Task to complete: Output the records below as a JSON list of strings, one string per line and blank lines omitted, beginning at the line containing "180, 959, 195]" and ending after the line containing "145, 941, 155]".

==== Extracted records ====

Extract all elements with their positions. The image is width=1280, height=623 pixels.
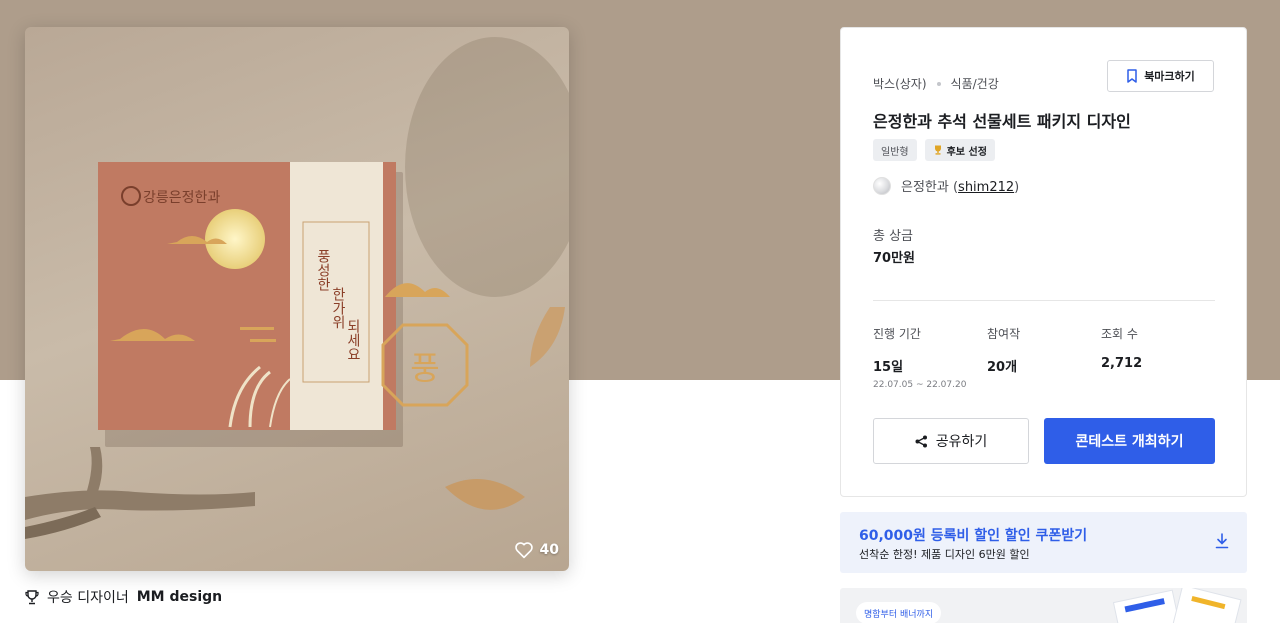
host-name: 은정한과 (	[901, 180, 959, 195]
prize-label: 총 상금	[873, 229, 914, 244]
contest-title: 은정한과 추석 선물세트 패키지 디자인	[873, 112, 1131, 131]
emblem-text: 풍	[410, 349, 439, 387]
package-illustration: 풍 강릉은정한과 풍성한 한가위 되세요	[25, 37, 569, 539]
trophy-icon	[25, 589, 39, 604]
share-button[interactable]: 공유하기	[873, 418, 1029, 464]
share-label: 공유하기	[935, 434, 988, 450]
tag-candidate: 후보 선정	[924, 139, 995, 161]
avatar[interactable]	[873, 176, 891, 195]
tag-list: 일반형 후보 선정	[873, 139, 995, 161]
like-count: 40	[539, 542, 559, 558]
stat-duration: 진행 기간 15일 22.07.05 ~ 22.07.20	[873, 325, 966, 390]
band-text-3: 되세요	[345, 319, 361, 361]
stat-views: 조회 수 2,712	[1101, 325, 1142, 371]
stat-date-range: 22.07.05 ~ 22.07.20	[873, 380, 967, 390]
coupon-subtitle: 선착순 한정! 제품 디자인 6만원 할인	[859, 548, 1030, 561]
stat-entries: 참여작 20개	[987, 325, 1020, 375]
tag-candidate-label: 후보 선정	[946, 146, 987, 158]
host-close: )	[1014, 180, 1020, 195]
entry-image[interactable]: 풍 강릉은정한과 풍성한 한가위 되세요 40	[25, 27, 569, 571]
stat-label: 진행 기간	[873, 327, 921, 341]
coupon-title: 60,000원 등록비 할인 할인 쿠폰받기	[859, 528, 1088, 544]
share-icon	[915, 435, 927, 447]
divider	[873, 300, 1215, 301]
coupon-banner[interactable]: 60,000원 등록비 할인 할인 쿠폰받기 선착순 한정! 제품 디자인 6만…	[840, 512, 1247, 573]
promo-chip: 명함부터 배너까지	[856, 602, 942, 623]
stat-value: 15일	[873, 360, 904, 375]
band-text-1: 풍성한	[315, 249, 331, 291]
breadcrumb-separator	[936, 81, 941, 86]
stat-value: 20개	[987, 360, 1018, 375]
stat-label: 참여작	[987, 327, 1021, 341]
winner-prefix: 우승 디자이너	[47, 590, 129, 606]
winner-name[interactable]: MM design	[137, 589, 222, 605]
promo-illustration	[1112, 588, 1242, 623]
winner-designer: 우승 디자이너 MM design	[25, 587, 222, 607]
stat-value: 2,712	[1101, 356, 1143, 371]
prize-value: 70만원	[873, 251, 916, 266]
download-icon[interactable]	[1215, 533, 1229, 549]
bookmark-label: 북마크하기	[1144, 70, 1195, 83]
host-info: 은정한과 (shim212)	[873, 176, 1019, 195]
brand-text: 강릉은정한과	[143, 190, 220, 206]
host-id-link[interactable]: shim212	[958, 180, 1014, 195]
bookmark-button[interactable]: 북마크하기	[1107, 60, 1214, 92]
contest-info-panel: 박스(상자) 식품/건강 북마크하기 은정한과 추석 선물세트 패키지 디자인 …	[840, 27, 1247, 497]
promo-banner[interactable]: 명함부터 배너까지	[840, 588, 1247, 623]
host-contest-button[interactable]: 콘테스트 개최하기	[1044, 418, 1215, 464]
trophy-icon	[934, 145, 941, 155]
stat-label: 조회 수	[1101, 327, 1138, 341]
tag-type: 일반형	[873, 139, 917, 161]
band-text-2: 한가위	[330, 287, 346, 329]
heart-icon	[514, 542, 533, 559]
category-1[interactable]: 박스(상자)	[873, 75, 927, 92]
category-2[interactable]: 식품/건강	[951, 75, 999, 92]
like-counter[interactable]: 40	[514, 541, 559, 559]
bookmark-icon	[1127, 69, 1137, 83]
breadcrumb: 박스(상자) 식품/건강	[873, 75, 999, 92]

====
==== Extracted records ====

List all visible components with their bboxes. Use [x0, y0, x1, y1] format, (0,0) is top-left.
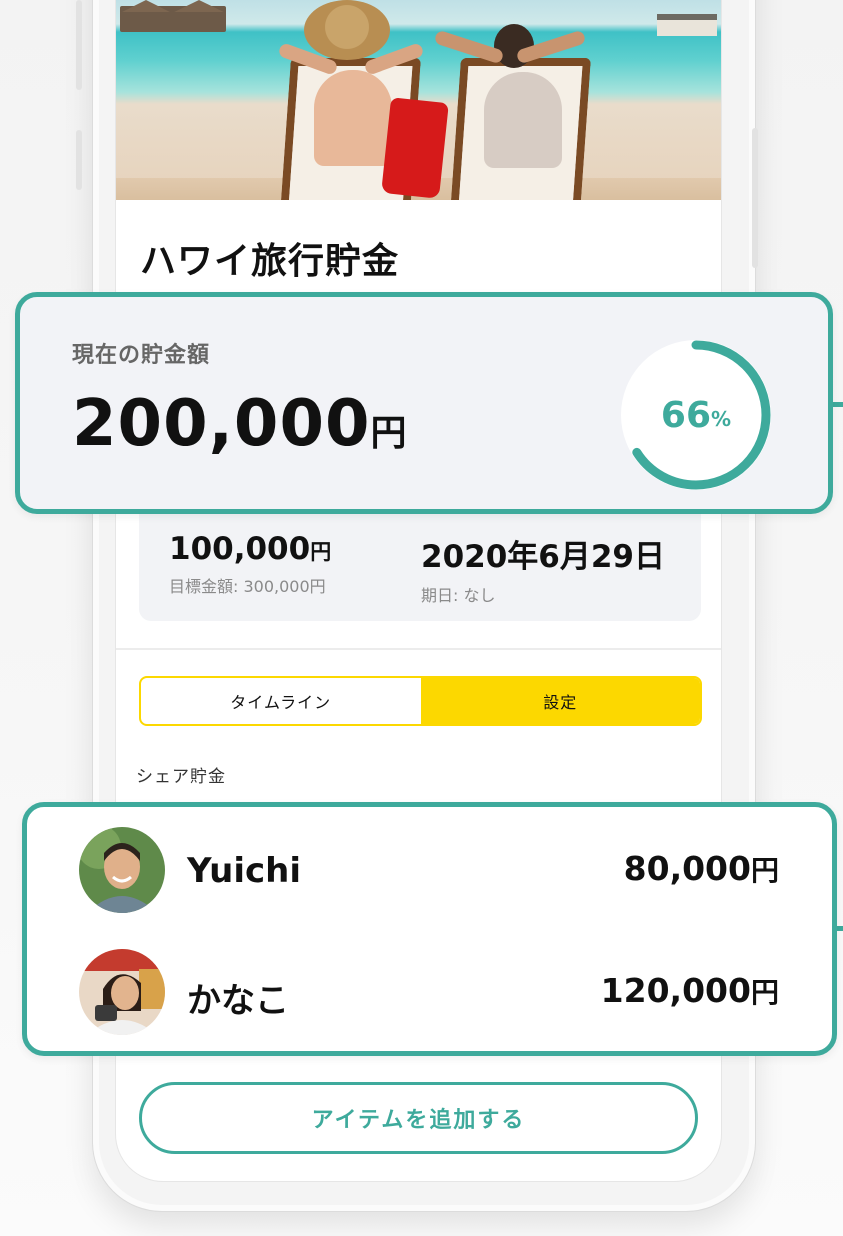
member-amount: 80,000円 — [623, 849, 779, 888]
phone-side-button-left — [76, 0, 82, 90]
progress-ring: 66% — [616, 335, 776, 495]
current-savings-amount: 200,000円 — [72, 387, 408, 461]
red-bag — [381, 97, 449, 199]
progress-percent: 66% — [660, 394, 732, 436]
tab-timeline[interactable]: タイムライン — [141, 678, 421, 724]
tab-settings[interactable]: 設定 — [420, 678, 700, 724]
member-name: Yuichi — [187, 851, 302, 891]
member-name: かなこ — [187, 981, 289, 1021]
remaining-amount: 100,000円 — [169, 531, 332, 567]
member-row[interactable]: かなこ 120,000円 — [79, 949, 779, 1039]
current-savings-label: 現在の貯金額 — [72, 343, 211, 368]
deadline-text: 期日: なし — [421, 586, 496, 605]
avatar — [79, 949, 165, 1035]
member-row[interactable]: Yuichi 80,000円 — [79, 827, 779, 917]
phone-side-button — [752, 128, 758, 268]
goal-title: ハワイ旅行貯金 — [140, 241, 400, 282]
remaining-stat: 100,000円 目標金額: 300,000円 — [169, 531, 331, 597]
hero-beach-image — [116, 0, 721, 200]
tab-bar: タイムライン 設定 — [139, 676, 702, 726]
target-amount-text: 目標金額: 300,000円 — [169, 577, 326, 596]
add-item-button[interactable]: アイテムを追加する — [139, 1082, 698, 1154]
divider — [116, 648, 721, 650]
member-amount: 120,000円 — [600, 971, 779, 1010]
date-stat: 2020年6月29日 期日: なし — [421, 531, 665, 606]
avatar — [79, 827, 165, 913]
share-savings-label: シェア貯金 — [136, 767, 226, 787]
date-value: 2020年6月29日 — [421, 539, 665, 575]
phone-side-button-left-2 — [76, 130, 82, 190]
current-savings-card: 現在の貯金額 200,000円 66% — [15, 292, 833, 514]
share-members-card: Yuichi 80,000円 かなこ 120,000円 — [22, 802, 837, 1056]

====

Answer to the problem:
[
  "host-name: 은정한과 (\t[901, 180, 959, 195]",
  "prize-label: 총 상금\t[873, 229, 914, 244]",
  "contest-title: 은정한과 추석 선물세트 패키지 디자인\t[873, 112, 1131, 131]",
  "emblem-text: 풍\t[410, 349, 439, 387]",
  "package-illustration: 풍 강릉은정한과 풍성한 한가위 되세요\t[25, 37, 569, 539]",
  "trophy-icon\t[25, 589, 39, 604]",
  "share-button[interactable]: 공유하기\t[873, 418, 1029, 464]",
  "share-label: 공유하기\t[935, 434, 988, 450]",
  "tag-candidate: 후보 선정\t[924, 139, 995, 161]",
  "avatar[interactable]\t[873, 176, 891, 195]",
  "tag-list: 일반형 후보 선정\t[873, 139, 995, 161]",
  "like-count: 40\t[539, 542, 559, 558]",
  "stat-duration: 진행 기간 15일 22.07.05 ~ 22.07.20\t[873, 325, 966, 390]",
  "band-text-3: 되세요\t[345, 319, 361, 361]",
  "stat-views: 조회 수 2,712\t[1101, 325, 1142, 371]",
  "stat-date-range: 22.07.05 ~ 22.07.20\t[873, 380, 967, 390]",
  "coupon-subtitle: 선착순 한정! 제품 디자인 6만원 할인\t[859, 548, 1030, 561]",
  "stat-entries: 참여작 20개\t[987, 325, 1020, 375]",
  "tag-candidate-label: 후보 선정\t[946, 146, 987, 158]",
  "host-close: )\t[1014, 180, 1020, 195]",
  "entry-image[interactable]: 풍 강릉은정한과 풍성한 한가위 되세요 40\t[25, 27, 569, 571]",
  "stat-label: 진행 기간\t[873, 327, 921, 341]",
  "coupon-title: 60,000원 등록비 할인 할인 쿠폰받기\t[859, 528, 1088, 544]",
  "share-icon\t[915, 435, 927, 447]",
  "divider\t[873, 300, 1215, 301]",
  "coupon-banner[interactable]: 60,000원 등록비 할인 할인 쿠폰받기 선착순 한정! 제품 디자인 6만…\t[840, 512, 1247, 573]",
  "promo-chip: 명함부터 배너까지\t[856, 602, 942, 623]",
  "stat-value: 15일\t[873, 360, 904, 375]",
  "band-text-1: 풍성한\t[315, 249, 331, 291]",
  "breadcrumb-separator\t[936, 81, 941, 86]",
  "stat-value: 20개\t[987, 360, 1018, 375]",
  "stat-label: 참여작\t[987, 327, 1021, 341]",
  "winner-prefix: 우승 디자이너\t[47, 590, 129, 606]",
  "winner-name[interactable]: MM design\t[137, 589, 222, 605]",
  "promo-illustration\t[1112, 588, 1242, 623]",
  "winner-designer: 우승 디자이너 MM design\t[25, 587, 222, 607]",
  "stat-value: 2,712\t[1101, 356, 1143, 371]",
  "prize-value: 70만원\t[873, 251, 916, 266]",
  "download-icon[interactable]\t[1215, 533, 1229, 549]",
  "bookmark-label: 북마크하기\t[1144, 70, 1195, 83]",
  "host-info: 은정한과 (shim212)\t[873, 176, 1019, 195]",
  "brand-text: 강릉은정한과\t[143, 190, 220, 206]",
  "host-id-link[interactable]: shim212\t[958, 180, 1014, 195]",
  "bookmark-button[interactable]: 북마크하기\t[1107, 60, 1214, 92]",
  "contest-info-panel: 박스(상자) 식품/건강 북마크하기 은정한과 추석 선물세트 패키지 디자인 …\t[840, 27, 1247, 497]",
  "promo-banner[interactable]: 명함부터 배너까지\t[840, 588, 1247, 623]",
  "host-contest-button[interactable]: 콘테스트 개최하기\t[1044, 418, 1215, 464]",
  "trophy-icon\t[934, 145, 941, 155]"
]